Stated task:
Copy, from the entries below, each line where the word "make" can be found.

Entries taken from a collection:
========================================

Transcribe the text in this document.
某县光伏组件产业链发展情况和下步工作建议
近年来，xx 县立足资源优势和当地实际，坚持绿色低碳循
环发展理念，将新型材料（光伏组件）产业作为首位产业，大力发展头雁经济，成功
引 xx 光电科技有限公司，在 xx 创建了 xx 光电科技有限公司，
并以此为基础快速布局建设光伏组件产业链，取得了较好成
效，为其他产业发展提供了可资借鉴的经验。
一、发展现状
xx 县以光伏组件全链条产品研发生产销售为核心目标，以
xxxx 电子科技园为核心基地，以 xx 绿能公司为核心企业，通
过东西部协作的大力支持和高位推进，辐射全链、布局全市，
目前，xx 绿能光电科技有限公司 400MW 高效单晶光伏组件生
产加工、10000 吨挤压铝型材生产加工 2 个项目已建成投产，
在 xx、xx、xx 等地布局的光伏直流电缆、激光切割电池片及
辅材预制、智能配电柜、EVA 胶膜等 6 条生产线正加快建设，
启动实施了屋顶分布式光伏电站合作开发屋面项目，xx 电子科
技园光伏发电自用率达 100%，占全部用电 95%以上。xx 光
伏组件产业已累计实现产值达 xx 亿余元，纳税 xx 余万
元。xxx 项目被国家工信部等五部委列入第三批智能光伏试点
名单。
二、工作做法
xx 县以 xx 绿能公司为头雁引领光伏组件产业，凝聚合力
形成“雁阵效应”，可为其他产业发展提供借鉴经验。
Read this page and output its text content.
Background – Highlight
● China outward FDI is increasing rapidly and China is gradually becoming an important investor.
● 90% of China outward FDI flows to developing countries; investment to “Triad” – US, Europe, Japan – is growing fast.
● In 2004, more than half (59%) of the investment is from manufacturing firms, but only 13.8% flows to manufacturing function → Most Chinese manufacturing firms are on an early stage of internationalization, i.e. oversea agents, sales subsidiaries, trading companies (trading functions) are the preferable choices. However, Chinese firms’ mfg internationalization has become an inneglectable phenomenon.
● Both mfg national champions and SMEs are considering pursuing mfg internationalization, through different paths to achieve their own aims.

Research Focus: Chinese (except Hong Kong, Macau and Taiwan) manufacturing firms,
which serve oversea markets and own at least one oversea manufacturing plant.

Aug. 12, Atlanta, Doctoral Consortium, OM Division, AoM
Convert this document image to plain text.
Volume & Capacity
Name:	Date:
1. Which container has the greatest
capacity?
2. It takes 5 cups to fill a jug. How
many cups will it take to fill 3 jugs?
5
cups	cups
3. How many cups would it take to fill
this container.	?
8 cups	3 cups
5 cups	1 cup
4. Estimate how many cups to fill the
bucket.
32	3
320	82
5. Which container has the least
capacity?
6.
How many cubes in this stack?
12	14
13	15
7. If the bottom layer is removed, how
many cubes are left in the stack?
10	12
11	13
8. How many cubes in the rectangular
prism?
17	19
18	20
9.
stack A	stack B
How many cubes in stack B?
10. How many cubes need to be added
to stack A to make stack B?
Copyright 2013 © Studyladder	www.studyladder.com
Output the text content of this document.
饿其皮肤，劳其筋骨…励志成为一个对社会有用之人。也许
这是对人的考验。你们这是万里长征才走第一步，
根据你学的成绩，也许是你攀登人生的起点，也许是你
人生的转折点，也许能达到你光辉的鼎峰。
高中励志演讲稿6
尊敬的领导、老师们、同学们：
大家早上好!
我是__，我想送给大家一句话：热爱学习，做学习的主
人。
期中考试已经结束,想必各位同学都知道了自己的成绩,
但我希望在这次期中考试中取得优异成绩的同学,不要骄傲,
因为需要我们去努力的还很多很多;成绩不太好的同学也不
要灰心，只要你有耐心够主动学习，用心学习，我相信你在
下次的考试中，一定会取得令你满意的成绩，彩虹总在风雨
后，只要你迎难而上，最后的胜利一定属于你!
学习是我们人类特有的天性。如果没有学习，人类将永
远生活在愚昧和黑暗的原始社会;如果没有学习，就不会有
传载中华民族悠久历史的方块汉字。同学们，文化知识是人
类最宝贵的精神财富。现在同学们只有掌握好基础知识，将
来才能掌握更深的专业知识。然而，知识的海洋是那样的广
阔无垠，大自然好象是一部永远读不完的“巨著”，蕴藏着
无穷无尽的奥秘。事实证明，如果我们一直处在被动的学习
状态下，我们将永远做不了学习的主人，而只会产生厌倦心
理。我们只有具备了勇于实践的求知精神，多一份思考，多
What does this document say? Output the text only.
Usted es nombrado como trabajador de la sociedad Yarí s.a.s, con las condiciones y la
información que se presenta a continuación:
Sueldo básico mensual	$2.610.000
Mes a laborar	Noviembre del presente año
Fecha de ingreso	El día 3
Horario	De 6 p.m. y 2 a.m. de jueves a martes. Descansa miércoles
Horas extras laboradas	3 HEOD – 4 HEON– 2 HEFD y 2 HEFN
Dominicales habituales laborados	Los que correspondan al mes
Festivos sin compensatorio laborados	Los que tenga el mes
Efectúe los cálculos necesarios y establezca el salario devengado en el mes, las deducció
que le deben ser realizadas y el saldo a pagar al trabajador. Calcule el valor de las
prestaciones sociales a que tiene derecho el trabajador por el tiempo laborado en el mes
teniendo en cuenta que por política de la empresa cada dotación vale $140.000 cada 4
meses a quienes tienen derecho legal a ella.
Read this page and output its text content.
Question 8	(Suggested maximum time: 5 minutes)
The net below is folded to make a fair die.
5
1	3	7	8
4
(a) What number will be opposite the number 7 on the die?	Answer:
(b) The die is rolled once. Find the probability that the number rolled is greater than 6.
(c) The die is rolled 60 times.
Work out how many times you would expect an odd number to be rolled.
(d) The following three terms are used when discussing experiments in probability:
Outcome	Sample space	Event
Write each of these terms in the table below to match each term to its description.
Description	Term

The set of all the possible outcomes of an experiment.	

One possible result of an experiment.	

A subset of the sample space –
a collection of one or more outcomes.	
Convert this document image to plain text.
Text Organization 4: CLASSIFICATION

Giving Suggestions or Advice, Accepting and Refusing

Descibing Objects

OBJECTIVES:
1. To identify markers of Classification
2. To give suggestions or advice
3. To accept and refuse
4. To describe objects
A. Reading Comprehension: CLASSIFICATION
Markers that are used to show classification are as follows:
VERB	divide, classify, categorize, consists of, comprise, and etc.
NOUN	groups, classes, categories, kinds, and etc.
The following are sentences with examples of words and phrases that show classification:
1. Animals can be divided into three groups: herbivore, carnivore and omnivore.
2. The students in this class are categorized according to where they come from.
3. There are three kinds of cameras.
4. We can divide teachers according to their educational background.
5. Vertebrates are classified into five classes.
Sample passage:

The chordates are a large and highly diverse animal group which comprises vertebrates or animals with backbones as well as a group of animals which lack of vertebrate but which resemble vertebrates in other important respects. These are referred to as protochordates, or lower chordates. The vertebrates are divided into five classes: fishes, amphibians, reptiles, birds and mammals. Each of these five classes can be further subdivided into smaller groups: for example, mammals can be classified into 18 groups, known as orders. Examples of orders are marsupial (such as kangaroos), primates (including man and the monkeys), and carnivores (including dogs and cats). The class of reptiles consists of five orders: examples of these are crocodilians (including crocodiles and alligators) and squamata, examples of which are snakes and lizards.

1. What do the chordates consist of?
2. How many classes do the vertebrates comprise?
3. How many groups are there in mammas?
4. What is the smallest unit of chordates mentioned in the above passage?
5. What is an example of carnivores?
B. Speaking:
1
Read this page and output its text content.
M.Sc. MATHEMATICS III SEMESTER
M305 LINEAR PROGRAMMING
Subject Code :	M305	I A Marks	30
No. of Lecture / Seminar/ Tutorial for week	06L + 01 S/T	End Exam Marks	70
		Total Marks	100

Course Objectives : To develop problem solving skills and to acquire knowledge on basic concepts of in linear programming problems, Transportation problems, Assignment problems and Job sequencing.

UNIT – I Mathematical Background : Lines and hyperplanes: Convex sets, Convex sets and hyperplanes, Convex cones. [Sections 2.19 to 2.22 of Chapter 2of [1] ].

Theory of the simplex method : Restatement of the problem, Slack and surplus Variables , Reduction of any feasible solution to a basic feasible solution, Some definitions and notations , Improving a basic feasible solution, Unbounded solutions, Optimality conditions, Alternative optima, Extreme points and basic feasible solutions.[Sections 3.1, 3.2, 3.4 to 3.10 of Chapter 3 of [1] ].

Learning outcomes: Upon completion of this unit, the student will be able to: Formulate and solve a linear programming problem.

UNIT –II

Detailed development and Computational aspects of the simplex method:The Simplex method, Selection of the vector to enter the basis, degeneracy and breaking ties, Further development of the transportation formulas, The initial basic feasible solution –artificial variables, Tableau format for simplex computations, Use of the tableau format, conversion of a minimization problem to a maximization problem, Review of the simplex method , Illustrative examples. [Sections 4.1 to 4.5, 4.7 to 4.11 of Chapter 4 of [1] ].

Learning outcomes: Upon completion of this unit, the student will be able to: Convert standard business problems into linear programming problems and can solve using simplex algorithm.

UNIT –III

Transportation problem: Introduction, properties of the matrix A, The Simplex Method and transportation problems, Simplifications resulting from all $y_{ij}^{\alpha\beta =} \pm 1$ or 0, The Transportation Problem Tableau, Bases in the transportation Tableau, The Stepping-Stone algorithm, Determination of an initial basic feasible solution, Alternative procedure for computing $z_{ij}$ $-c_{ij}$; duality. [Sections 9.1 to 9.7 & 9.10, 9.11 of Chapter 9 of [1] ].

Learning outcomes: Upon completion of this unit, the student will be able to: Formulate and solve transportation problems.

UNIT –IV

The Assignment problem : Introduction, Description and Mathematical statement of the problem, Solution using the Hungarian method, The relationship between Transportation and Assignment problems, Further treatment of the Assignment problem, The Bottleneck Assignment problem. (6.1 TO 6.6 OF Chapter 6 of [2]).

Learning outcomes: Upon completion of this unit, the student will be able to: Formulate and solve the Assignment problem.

========================================

Response to the task:
to stack A to make stack B?
The net below is folded to make a fair die.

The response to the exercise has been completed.